Working data:
....

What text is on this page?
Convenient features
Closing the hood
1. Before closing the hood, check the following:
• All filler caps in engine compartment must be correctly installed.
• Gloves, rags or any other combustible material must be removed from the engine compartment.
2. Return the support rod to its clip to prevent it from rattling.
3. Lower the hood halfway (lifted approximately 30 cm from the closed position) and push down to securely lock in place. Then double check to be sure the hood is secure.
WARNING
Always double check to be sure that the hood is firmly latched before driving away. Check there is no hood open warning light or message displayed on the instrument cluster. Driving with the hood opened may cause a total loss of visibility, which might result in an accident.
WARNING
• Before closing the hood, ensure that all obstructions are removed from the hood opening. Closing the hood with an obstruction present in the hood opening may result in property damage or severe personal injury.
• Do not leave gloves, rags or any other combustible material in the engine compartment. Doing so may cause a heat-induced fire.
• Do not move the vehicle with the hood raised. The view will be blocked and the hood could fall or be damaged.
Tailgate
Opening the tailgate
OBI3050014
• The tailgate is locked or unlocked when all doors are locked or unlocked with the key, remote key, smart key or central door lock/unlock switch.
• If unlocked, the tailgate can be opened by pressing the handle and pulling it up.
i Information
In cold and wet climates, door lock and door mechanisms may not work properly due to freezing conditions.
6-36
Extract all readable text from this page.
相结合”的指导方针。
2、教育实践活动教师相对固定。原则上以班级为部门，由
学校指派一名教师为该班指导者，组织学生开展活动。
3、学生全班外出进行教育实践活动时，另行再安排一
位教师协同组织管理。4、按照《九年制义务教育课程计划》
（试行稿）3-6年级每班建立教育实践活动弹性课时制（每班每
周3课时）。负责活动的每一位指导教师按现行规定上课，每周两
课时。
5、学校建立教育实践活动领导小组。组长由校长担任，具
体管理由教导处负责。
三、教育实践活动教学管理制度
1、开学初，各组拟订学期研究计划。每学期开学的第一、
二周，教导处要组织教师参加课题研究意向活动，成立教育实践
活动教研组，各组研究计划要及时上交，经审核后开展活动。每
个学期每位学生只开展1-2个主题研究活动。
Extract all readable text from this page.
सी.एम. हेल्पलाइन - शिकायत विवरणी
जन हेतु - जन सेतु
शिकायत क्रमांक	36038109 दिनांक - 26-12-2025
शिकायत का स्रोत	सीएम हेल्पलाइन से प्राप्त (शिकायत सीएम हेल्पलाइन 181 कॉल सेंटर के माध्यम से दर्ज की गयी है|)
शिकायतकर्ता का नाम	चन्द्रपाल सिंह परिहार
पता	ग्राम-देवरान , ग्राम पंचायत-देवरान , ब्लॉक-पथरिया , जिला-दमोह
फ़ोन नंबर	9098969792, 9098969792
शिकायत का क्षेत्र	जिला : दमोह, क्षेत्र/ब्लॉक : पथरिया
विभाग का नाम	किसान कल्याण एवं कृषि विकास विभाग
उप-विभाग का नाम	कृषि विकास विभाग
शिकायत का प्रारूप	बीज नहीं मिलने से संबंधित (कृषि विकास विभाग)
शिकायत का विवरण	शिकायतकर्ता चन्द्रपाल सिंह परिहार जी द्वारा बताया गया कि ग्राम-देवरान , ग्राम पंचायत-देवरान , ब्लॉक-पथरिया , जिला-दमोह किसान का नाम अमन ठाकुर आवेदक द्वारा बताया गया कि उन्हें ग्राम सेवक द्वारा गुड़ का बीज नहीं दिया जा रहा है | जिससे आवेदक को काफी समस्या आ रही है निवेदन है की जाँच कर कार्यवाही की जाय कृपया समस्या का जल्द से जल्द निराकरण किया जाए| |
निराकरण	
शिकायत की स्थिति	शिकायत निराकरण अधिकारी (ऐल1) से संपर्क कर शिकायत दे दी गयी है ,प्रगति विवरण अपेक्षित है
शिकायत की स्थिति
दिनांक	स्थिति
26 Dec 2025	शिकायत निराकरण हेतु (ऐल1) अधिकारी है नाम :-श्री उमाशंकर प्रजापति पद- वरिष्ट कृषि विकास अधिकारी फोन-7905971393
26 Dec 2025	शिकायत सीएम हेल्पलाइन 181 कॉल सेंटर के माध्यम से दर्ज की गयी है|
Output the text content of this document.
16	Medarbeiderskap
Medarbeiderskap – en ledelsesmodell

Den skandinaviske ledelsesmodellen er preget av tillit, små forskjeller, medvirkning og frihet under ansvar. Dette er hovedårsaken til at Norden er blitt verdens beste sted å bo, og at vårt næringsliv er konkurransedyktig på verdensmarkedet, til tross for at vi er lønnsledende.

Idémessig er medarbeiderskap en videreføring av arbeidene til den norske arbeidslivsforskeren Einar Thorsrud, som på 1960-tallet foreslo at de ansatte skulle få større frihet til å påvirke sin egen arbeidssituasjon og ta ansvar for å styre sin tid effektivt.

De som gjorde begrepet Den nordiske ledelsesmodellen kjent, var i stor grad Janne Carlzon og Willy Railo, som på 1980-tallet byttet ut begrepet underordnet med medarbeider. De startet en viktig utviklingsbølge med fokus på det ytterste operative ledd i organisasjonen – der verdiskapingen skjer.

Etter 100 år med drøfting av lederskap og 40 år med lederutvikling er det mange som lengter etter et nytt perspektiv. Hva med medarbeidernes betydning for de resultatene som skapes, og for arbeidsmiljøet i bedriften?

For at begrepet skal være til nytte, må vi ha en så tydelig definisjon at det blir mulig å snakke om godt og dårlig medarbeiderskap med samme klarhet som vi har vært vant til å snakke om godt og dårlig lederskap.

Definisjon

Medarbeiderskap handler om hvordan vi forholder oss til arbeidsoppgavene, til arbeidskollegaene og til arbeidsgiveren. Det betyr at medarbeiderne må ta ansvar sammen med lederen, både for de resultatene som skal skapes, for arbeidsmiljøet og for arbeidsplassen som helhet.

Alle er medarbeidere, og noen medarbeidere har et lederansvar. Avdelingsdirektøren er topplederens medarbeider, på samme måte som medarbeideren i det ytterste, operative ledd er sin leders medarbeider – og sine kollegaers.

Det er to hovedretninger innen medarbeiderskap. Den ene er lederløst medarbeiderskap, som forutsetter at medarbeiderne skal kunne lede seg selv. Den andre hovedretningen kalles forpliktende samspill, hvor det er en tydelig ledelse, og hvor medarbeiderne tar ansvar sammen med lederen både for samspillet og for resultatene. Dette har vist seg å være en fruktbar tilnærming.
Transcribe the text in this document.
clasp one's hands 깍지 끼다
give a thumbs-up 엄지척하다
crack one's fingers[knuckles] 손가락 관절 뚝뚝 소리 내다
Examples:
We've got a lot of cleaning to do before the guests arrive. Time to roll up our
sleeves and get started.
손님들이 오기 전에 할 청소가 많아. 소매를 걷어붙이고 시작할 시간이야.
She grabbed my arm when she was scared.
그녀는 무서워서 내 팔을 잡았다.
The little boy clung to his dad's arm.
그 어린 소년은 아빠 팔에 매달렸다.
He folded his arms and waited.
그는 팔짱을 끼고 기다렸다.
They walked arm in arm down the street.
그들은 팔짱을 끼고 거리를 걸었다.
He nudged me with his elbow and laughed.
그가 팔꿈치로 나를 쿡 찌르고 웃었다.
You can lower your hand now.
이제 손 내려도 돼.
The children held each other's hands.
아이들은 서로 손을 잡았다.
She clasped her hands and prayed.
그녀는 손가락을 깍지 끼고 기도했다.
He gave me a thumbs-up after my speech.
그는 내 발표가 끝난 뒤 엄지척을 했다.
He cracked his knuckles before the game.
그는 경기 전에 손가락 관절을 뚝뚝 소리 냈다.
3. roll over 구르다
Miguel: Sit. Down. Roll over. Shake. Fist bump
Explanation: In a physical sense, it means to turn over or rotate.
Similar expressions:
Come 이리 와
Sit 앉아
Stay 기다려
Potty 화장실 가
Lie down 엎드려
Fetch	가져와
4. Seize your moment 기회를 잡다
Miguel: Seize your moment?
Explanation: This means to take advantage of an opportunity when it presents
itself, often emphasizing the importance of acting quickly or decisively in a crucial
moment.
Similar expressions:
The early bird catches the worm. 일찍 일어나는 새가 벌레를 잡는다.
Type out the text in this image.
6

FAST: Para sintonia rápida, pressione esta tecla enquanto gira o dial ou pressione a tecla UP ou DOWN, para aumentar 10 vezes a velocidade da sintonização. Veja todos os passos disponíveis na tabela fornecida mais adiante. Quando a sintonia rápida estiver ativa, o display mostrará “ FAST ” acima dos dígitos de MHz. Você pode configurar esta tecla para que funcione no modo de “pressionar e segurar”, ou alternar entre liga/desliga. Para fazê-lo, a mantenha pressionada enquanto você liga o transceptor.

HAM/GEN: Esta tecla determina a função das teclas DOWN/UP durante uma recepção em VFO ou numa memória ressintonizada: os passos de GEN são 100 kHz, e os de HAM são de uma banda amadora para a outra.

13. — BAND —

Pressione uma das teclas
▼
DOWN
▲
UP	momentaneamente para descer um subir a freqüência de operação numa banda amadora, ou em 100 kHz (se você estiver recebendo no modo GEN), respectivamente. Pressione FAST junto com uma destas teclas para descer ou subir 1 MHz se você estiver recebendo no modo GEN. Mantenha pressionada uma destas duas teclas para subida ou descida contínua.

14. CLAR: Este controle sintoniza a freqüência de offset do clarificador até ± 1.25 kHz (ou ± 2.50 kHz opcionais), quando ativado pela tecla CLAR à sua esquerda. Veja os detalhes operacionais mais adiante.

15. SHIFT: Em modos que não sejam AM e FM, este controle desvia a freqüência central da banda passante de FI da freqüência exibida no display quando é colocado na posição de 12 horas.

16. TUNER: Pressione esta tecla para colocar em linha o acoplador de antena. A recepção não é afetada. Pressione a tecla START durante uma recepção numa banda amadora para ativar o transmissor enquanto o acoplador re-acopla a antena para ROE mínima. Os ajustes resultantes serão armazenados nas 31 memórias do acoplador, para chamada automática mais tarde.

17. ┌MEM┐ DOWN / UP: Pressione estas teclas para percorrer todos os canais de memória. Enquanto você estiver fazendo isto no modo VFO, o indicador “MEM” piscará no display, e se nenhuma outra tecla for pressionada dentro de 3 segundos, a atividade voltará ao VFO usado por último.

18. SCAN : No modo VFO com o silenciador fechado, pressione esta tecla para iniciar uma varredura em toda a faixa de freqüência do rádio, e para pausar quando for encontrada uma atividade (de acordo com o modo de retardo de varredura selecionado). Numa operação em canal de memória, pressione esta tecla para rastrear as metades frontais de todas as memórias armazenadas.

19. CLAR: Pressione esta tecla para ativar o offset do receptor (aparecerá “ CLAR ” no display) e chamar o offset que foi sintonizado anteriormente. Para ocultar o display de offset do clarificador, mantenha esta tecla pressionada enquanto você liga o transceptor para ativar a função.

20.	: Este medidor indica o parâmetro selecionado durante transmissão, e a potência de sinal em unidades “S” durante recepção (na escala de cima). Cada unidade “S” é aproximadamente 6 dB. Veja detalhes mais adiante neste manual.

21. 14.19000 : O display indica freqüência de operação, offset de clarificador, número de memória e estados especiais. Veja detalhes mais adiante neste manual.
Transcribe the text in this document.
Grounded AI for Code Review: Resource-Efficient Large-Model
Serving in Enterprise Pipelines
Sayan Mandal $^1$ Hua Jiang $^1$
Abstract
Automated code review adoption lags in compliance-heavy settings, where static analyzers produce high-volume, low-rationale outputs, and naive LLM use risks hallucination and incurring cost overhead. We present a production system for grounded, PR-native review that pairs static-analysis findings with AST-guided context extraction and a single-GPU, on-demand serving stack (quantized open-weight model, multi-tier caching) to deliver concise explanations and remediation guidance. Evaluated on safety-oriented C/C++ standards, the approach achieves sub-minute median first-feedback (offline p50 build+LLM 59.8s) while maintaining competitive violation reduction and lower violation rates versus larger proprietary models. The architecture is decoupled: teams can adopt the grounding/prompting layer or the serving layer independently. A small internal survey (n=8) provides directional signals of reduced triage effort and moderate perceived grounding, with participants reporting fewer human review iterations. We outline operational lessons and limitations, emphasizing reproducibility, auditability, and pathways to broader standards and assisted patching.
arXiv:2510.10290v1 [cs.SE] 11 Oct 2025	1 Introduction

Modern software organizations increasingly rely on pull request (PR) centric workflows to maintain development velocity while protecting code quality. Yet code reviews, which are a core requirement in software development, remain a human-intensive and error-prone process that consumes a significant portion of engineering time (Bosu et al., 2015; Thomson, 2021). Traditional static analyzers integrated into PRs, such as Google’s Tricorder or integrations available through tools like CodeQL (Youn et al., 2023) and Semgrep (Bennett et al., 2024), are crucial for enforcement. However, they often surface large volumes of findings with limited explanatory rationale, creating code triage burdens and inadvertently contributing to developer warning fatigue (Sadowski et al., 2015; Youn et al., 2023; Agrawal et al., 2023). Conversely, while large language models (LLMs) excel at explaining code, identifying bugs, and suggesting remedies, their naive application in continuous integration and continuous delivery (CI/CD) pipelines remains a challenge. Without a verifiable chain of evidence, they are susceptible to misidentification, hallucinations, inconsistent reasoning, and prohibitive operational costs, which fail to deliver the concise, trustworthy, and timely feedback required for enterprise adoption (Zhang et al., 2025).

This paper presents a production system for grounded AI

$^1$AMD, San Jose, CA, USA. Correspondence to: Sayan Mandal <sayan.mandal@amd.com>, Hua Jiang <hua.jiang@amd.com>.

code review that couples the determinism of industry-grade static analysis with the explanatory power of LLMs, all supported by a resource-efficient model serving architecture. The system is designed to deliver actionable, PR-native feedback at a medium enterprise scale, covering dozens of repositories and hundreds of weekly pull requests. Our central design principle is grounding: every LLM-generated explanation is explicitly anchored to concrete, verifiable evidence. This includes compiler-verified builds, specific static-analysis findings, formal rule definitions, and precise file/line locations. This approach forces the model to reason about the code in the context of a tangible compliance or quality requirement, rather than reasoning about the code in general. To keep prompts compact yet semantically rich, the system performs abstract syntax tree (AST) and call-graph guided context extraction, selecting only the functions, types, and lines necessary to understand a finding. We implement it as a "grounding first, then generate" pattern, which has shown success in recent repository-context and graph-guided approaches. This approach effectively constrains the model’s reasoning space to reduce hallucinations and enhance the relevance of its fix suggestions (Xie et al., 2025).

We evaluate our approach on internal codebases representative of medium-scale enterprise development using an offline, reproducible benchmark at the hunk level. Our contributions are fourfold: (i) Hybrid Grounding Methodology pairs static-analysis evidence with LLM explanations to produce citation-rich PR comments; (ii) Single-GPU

....

To be done:
Count every line above that holds the word "Dette", and state the number and nothing more.

Output for this exercise:
2